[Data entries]
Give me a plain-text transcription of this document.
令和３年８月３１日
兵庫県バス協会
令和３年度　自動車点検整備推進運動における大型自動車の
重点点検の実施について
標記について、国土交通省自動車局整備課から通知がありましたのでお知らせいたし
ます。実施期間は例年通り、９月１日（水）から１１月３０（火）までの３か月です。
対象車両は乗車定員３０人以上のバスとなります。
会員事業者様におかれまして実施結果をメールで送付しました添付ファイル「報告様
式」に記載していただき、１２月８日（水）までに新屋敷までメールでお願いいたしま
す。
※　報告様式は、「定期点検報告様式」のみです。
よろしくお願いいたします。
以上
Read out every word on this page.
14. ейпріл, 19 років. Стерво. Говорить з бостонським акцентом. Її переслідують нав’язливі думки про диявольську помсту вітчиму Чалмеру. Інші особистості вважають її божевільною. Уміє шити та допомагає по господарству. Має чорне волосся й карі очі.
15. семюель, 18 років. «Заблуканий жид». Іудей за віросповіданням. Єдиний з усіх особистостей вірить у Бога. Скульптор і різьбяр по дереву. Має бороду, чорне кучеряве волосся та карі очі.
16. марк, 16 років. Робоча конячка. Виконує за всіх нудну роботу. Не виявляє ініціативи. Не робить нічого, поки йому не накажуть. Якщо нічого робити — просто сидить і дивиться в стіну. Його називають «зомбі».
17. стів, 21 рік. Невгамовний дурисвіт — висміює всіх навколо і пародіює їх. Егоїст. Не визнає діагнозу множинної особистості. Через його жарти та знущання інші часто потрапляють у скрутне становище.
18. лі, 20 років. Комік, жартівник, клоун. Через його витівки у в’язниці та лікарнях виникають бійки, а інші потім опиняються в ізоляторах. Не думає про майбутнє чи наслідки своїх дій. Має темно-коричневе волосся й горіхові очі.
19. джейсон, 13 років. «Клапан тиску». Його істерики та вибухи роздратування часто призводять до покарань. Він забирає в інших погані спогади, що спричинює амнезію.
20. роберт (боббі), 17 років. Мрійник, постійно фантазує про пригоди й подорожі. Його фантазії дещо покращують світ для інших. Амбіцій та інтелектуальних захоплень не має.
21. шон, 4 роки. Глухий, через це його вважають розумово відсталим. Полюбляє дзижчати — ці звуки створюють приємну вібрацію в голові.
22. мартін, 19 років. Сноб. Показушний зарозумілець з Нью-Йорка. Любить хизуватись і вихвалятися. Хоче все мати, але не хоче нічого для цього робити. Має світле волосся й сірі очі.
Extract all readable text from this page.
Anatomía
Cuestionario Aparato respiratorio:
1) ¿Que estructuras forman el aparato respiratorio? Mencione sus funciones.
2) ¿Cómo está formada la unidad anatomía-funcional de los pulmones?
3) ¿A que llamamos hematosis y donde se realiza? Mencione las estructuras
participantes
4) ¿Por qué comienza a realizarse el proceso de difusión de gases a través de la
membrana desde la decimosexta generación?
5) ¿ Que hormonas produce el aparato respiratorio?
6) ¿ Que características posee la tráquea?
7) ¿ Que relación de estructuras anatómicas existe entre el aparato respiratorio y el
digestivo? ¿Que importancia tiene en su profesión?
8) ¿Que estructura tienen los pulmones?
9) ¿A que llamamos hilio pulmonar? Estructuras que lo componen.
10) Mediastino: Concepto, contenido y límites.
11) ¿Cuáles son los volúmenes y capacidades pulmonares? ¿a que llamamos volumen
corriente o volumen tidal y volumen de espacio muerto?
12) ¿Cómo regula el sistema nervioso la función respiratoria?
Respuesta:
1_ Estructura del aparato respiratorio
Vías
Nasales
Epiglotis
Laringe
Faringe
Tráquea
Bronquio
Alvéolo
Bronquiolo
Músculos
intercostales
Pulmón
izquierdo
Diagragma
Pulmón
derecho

§ REQUIREMENTS:
Write out every line of the listing that holds the word "text".

§ OUTPUT FOR THIS TASK:
Give me a plain-text transcription of this document.
Extract all readable text from this page.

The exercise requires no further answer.